**課題:** 本文によると、映画『カティンの森』の音楽を担当したのは誰ですか。

**本文:**
--------------------

女が作る映画誌 ー 女性映画・監督の紹介とアジア映画の情報がいっぱい
(1987年8月、創刊号 巻頭文より) 夢みる頃をすぎても、まだ映画を卒業できない私たち。
卒業どころか、30代、40代になっても映画に心が踊ります。だから言いたいことの言える本まで作ってしまいました。
普通の女たちの声がたくさん。これからも地道な活動を続けていきたいと思っています。どうぞよろしく。
ホーム
特別記事
作品紹介
スタッフ日記
映画祭報告
おすすめ映画
本誌紹介
リンク
2024
2023
2022
2021
2020
2019
2018
2017
2016
2015
2014
2013
2012
2011
2010
2009
2008
2007
2006
2005
2004
2003
2002
2001
第22回東京国際女性映画祭 上映作品紹介
『カティンの森』
監督:アンジェイ・ワイダ
原作:アンジェイ・ムラルチク長編小説「死後」
脚本:アンジェイ・ワイダ、ヴワディスワフ・パシコフスキ、プシェムィスワフ・ノヴァコフスキ
撮影:パヴェウ・エデルマン
音楽:クシシュトフ・ペンデレッキ
マヤ・オスタシェフスカ(アンナ)
アルトゥル・ジミイェフスキ(アンジェイ)
ヴィクトリャ・ゴンシェフスカ(ヴェロニカ)
マヤ・コモロフスカ(アンジェイの母)
ヴワディスワフ・コヴァルスキ(ヤン、アンジェイの父)
ポーランドの巨匠アンジェイ・ワイダ監督の積年の思いが込められた作品。
ドイツのヒットラーとソ連のスターリンの密約により、ポーランドは1939年に双方から侵略された。 ソ連の捕虜になった約15000人のポーランド将校が、1940年を境に行方不明になり謎となっていた。
1943年ドイツがソ連に侵略した時、カティンでポーランド将校の遺体を発見したことから「カティンの森」事件が明らかになった。
ワイダ監督の父も、アンナを演じるマヤ・オスタシェフスカの曾祖父もカティン事件の犠牲者だ。
今年観た中で、No.1の重い映画。

--------------------

**データ行:**

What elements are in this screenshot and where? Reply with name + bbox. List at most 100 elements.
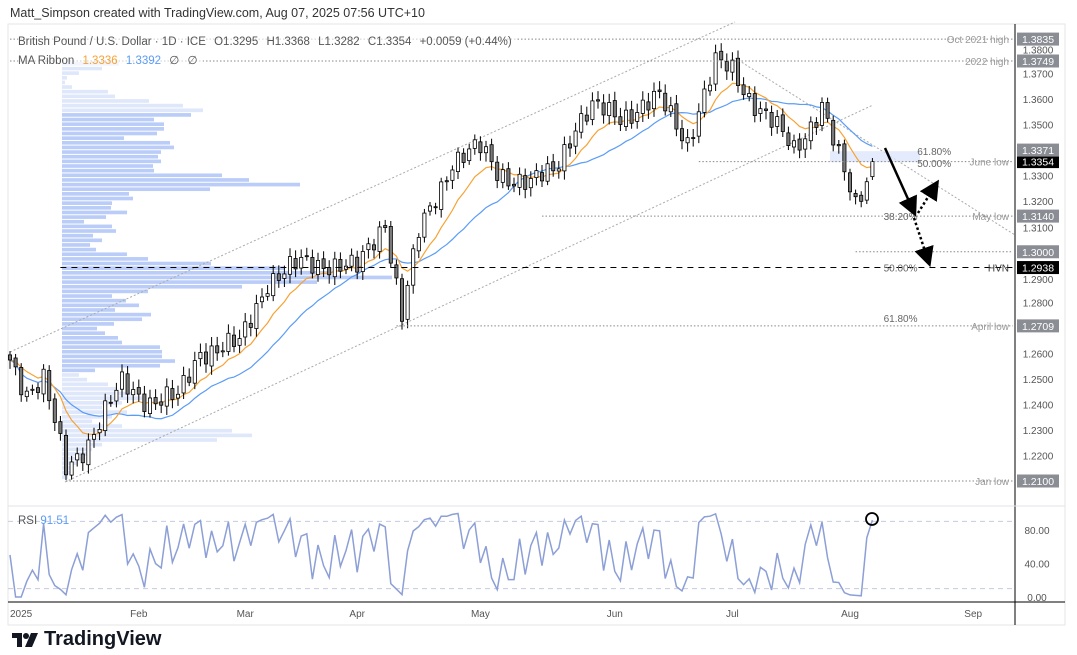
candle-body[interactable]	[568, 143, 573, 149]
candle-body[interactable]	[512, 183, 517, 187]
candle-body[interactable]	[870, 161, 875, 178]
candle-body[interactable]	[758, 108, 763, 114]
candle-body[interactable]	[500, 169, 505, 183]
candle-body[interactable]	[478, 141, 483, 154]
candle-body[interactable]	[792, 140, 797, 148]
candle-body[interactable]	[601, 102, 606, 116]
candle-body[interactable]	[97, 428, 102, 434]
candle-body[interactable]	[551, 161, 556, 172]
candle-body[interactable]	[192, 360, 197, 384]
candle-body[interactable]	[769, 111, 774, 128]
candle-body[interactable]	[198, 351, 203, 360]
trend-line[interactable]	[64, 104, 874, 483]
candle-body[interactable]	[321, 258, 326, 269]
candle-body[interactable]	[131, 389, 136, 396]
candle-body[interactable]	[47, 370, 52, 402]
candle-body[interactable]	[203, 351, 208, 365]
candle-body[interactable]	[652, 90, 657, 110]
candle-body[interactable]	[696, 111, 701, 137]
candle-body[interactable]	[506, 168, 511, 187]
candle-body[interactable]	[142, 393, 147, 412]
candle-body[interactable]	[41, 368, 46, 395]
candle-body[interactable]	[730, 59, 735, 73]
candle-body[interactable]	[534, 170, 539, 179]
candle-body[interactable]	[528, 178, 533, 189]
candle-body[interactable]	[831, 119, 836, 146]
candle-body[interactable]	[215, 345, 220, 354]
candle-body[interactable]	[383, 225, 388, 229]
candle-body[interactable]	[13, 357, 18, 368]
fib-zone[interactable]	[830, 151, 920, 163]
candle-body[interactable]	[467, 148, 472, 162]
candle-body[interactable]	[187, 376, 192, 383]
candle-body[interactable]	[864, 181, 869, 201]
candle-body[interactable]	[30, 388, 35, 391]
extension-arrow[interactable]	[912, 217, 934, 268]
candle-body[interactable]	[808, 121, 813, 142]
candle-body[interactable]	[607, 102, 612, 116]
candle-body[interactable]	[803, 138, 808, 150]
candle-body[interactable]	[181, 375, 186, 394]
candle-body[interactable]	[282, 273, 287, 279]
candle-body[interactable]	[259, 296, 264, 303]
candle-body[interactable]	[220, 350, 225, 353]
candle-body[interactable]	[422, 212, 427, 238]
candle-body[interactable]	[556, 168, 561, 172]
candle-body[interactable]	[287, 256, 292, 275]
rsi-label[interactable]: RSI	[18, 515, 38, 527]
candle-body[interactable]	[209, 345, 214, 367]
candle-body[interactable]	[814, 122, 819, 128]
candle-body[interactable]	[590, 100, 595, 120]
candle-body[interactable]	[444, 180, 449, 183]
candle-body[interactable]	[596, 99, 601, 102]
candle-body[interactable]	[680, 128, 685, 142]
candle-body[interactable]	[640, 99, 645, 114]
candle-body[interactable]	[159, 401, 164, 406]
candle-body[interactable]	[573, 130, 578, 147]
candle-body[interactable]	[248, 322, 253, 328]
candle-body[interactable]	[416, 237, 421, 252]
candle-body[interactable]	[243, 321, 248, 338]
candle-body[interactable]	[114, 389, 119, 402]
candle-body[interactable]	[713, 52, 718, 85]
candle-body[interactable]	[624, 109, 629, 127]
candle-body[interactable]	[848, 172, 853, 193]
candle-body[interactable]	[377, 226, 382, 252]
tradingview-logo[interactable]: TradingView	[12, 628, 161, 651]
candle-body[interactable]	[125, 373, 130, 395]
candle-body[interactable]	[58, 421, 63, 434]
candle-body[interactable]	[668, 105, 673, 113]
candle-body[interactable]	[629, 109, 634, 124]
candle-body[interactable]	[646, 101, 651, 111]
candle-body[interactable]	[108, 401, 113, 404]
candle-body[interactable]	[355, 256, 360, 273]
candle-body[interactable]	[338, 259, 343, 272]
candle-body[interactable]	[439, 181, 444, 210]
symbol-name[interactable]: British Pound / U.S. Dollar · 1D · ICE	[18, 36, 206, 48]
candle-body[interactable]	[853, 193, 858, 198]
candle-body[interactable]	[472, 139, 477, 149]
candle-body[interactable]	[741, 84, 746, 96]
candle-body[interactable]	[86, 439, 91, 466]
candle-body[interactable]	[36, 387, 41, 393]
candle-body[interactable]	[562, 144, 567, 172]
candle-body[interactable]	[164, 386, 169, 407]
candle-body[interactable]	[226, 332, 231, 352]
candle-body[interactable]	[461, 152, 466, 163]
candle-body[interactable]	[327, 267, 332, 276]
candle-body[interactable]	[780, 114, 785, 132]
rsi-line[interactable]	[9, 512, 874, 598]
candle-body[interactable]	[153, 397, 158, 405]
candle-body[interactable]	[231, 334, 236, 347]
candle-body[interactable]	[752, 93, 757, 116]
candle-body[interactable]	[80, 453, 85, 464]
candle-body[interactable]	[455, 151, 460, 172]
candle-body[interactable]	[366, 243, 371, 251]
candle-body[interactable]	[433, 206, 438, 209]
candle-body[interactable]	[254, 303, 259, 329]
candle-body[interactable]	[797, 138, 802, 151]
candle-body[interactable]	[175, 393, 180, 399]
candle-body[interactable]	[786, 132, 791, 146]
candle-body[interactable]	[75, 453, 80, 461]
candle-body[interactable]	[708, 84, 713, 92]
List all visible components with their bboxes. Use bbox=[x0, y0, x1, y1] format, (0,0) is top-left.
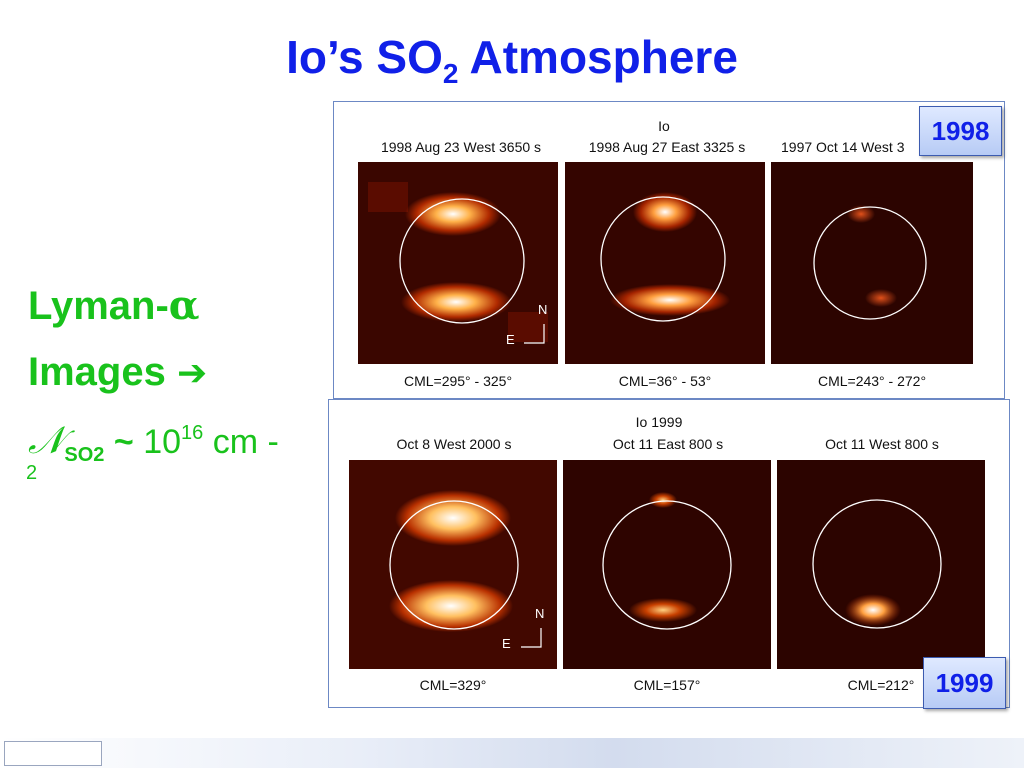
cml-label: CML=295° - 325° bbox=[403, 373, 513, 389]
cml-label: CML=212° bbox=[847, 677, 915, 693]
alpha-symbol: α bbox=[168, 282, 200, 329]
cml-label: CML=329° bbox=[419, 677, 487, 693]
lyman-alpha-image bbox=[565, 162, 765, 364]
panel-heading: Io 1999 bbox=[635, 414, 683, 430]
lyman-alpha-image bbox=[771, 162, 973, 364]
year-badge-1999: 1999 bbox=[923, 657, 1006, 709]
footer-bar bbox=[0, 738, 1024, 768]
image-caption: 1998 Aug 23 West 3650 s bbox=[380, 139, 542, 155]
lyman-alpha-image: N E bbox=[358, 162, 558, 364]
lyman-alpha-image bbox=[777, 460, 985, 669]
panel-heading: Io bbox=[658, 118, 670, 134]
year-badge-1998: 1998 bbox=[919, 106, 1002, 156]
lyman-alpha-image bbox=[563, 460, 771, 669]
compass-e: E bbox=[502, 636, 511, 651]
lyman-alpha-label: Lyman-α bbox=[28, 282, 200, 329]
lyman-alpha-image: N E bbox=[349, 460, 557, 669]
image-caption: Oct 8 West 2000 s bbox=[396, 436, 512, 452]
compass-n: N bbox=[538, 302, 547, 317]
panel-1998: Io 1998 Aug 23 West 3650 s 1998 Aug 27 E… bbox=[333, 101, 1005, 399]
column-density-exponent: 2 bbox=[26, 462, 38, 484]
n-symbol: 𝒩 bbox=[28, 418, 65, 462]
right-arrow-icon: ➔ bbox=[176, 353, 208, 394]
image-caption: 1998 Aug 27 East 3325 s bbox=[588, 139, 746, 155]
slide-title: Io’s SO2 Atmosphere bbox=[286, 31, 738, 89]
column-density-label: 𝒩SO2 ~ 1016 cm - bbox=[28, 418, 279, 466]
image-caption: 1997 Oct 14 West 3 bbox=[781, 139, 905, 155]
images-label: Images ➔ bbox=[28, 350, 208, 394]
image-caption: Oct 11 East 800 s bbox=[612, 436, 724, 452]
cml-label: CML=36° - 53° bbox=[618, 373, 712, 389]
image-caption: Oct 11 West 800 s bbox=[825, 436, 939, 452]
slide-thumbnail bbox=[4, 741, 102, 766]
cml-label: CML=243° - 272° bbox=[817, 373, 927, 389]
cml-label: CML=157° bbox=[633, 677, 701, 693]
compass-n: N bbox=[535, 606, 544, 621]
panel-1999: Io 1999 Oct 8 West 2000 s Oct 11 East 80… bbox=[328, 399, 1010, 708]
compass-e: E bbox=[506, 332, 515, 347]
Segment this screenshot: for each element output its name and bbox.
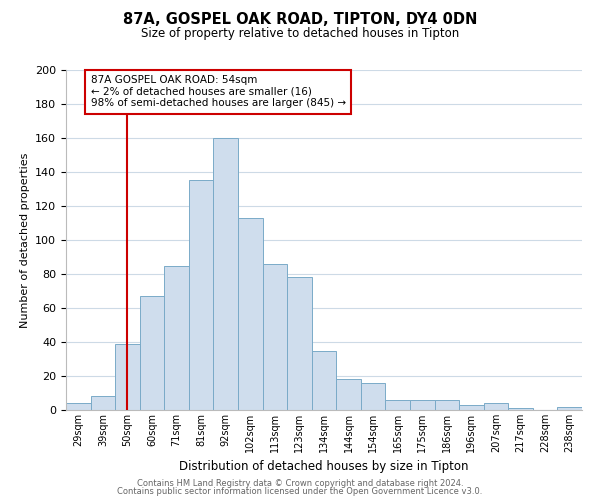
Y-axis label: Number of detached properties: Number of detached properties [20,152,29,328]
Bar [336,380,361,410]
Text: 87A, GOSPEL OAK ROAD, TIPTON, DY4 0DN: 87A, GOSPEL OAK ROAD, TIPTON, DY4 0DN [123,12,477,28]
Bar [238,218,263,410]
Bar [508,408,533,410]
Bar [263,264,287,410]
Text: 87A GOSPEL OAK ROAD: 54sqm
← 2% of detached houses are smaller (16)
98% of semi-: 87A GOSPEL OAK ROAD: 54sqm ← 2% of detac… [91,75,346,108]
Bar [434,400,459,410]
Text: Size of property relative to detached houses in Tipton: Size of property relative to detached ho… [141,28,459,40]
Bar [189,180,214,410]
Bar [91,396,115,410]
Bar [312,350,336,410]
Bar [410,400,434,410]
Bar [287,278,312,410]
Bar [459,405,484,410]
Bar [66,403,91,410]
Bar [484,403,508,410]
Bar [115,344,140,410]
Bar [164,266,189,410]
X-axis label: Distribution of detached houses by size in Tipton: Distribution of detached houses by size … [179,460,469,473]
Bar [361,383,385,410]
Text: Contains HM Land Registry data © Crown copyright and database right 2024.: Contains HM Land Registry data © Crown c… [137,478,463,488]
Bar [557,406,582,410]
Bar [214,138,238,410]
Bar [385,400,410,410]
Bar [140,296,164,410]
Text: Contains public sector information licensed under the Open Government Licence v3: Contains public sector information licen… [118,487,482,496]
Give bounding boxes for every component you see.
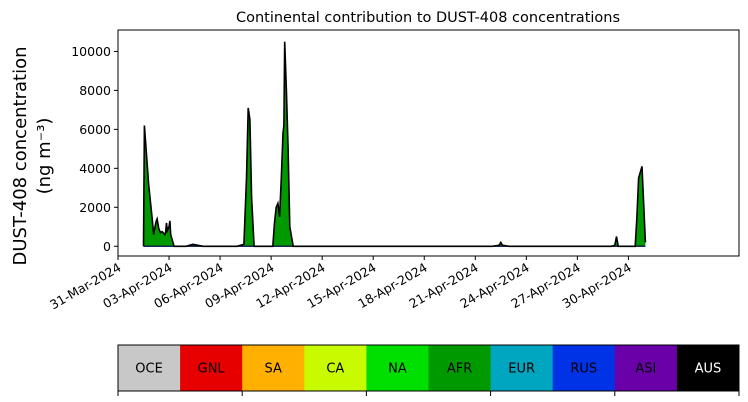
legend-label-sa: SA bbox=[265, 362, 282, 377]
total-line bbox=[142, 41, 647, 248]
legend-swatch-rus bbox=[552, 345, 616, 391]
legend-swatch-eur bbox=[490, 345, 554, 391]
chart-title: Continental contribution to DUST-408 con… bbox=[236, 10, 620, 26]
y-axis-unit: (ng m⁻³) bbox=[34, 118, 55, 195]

--------------------

**回答:** クシシュトフ・ペンデレッキです。